## start Record excerpts
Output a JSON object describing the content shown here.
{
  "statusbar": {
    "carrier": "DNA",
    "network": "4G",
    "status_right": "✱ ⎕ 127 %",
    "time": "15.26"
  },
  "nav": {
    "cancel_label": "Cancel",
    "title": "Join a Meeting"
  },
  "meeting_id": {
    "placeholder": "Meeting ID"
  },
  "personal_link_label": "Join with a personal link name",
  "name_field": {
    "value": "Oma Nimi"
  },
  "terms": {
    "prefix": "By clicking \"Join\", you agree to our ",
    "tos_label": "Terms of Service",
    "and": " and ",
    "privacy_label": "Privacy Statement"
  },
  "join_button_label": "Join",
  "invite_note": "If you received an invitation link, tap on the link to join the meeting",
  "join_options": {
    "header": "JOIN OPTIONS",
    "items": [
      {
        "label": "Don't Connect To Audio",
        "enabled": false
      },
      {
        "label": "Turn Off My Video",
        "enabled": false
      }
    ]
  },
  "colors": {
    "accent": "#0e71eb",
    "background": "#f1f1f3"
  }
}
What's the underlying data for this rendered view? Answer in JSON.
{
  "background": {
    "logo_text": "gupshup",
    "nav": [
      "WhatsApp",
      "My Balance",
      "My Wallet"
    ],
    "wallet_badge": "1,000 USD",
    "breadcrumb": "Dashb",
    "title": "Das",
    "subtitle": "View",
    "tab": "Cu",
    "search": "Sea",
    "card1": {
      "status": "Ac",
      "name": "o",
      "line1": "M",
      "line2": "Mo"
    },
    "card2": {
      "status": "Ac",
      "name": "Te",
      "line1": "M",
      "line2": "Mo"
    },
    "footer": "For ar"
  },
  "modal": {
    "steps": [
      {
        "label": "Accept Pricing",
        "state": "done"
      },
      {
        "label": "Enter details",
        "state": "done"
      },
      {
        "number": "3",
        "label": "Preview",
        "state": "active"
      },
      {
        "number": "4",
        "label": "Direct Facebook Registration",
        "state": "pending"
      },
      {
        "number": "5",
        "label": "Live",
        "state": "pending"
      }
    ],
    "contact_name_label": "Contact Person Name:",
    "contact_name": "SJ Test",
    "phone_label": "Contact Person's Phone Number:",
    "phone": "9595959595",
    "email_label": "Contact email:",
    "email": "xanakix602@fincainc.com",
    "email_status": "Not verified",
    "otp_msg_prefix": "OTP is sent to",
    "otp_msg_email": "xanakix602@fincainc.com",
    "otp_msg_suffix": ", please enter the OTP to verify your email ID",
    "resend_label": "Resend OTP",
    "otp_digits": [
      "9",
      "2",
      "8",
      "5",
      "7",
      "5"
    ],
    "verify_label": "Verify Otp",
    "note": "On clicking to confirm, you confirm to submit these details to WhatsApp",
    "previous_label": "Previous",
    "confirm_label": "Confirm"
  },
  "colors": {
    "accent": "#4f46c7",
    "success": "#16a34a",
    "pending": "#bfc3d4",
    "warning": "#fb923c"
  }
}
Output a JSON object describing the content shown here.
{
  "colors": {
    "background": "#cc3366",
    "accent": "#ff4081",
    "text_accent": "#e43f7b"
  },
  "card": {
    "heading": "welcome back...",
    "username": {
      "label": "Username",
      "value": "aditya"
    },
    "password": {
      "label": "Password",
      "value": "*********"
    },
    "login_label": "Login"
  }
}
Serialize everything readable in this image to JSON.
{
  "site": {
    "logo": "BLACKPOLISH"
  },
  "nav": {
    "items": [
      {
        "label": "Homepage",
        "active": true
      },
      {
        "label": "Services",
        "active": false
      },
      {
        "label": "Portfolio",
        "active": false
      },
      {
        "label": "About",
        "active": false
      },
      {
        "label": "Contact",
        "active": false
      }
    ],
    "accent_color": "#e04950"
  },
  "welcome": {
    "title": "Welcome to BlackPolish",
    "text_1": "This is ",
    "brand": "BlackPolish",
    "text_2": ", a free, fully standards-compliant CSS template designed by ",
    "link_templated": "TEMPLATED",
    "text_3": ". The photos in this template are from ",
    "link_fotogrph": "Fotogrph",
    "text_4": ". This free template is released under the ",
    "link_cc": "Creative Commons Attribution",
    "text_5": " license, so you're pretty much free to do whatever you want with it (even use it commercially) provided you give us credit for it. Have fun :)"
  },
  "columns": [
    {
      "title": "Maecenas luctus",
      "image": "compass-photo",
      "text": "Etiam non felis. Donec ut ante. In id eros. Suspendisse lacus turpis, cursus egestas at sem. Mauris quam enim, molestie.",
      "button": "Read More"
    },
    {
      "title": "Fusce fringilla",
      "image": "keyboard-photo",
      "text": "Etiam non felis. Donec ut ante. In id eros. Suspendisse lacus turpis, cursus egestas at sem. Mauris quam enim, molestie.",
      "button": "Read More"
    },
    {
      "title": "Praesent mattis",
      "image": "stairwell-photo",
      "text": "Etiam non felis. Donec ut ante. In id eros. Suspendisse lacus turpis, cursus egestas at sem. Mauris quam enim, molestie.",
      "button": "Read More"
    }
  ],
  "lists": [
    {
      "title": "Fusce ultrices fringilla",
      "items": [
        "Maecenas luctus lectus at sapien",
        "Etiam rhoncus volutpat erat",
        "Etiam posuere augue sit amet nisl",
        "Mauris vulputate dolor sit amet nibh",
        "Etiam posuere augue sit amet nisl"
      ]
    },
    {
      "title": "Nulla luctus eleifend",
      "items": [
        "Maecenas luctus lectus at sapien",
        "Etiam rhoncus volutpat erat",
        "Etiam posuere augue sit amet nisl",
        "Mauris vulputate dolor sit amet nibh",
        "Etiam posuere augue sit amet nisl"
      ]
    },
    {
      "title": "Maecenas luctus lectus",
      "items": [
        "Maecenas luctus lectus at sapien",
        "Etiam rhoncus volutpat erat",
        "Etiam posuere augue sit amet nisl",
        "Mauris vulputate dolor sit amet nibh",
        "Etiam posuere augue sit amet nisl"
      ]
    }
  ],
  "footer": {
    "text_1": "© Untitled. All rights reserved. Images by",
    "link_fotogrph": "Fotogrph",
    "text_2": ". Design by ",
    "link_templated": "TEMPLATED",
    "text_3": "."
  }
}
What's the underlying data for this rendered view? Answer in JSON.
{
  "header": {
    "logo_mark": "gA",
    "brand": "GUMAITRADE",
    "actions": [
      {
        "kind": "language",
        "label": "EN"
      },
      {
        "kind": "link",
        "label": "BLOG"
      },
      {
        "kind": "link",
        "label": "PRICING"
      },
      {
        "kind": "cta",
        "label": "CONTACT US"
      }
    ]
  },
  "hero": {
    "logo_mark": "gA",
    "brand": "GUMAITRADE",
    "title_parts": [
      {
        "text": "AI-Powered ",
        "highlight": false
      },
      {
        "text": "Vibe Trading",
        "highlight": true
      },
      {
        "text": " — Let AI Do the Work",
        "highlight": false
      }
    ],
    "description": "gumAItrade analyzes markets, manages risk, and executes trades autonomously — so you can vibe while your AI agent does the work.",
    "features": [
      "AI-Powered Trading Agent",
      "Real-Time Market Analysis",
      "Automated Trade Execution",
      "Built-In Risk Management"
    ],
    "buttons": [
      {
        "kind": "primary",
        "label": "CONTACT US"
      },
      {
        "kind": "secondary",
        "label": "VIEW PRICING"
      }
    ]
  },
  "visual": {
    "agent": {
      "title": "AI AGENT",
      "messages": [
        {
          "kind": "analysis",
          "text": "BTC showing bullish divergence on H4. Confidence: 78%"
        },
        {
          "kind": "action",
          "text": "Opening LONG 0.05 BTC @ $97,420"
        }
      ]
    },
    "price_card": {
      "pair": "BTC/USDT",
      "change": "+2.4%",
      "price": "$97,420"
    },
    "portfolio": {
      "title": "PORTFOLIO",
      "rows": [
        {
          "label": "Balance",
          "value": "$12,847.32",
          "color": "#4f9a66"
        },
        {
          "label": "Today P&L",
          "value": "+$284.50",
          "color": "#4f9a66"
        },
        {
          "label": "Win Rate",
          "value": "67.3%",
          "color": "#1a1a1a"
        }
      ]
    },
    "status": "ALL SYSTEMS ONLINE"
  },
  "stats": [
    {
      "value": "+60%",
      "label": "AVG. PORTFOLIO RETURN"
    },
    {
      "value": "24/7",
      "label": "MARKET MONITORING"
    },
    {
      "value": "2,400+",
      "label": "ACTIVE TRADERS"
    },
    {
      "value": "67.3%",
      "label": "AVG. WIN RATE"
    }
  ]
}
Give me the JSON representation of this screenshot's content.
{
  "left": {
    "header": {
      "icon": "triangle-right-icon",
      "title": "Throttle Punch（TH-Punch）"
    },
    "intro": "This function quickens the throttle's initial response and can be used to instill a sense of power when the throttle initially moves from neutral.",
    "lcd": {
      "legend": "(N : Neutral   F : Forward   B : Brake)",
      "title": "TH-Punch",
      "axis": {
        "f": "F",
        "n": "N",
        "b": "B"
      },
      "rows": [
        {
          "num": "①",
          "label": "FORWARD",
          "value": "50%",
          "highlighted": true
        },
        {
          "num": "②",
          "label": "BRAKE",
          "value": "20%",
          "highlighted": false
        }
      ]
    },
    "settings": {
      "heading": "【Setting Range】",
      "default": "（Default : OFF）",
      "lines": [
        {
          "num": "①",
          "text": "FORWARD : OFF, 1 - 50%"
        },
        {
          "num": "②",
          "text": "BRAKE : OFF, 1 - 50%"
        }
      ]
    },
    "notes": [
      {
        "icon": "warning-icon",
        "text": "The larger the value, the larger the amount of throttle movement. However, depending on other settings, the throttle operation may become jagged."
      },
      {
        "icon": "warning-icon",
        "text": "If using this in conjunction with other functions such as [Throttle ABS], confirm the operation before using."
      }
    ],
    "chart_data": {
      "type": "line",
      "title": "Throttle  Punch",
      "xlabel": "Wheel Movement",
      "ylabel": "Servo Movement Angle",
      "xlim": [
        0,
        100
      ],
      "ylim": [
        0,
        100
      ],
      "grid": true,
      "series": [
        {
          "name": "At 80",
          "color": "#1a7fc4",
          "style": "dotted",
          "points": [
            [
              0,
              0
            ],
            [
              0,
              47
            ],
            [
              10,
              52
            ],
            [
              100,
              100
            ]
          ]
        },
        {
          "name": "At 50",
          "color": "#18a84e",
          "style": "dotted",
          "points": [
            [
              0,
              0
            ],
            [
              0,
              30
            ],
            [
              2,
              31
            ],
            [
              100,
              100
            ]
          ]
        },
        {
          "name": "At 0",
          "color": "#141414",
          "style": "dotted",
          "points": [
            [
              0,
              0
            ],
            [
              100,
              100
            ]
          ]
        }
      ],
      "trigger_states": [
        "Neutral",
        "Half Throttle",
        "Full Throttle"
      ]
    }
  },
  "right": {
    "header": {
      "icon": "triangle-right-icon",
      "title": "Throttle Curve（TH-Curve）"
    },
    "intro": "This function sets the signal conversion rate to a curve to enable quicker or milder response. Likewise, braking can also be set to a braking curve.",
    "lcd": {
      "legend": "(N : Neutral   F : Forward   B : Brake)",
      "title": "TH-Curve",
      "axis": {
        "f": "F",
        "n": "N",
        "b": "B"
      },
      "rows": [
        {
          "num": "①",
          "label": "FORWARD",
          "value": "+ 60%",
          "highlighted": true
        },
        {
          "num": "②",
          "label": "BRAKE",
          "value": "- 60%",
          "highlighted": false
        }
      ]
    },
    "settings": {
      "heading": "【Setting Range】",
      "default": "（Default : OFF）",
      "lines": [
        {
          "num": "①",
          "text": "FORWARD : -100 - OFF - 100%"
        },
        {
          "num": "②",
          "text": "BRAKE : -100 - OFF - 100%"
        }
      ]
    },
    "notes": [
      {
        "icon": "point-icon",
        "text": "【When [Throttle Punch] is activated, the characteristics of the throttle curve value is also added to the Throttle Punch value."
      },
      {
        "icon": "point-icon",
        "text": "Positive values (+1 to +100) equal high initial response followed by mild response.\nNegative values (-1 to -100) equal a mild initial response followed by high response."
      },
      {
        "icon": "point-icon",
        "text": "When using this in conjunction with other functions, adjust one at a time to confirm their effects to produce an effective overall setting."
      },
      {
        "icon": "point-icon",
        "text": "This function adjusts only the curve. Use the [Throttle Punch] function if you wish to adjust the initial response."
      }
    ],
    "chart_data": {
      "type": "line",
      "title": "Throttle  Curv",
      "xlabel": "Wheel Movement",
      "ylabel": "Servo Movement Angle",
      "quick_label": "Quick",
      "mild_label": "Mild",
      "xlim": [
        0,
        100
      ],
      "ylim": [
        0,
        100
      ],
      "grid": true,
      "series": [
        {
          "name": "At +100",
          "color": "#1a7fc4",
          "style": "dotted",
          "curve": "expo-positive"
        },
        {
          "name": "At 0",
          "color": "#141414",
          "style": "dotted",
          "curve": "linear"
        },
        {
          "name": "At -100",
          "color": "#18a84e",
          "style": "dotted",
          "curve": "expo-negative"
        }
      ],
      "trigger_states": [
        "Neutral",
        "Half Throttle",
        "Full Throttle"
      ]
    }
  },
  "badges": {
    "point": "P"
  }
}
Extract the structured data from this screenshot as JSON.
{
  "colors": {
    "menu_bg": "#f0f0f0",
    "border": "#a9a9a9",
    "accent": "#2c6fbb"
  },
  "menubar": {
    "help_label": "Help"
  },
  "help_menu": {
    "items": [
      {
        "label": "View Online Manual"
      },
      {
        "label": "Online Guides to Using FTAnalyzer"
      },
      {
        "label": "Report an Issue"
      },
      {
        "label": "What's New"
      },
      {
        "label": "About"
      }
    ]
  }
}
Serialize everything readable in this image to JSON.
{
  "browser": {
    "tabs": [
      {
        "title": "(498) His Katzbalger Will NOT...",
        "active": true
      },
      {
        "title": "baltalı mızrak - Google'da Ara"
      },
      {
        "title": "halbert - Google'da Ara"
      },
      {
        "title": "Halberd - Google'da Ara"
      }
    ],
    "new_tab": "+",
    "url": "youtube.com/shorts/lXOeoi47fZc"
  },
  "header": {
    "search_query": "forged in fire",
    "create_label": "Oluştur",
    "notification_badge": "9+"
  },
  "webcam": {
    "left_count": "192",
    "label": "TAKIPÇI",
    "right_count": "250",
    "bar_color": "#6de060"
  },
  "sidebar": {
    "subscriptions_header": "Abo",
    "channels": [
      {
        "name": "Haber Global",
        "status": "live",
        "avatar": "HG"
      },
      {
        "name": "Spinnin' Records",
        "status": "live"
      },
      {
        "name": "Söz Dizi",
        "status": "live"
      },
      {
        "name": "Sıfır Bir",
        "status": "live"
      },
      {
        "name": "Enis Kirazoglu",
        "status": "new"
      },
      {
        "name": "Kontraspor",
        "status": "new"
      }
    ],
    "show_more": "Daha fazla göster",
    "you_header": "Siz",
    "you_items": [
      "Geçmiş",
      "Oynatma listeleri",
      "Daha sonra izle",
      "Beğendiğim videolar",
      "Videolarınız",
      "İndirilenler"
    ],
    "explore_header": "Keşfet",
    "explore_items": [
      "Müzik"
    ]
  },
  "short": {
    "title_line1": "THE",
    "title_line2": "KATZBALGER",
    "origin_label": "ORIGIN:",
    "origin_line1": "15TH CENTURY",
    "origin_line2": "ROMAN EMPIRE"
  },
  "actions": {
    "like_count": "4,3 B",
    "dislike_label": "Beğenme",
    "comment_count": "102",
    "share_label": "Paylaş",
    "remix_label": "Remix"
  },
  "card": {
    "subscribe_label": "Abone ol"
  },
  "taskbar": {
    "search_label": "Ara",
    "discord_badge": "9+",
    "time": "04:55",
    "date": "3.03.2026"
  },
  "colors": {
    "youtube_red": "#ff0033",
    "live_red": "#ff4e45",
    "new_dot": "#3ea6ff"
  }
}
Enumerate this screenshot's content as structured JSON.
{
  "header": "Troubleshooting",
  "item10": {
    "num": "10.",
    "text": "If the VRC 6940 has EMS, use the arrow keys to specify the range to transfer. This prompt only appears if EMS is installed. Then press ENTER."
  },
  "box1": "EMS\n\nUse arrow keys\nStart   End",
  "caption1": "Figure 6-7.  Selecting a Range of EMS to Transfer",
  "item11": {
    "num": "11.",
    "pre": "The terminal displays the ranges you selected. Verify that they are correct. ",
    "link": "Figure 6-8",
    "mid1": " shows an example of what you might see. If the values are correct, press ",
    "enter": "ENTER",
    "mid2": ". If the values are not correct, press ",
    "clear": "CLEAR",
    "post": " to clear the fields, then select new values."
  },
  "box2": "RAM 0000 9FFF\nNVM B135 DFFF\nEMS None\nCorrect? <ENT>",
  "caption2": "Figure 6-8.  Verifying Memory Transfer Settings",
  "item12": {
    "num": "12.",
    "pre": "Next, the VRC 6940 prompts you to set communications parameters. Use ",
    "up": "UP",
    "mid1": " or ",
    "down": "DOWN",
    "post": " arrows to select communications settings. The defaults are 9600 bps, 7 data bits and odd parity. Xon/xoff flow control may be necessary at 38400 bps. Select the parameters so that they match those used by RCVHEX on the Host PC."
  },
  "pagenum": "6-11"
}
## end Record excerpts
— Given task —
Check each line of the entries for the string "keys". Copy the lines that have it.

— Answer below —
    "text": "If the VRC 6940 has EMS, use the arrow keys to specify the range to transfer. This prompt only appears if EMS is installed. Then press ENTER."
  "box1": "EMS\n\nUse arrow keys\nStart   End",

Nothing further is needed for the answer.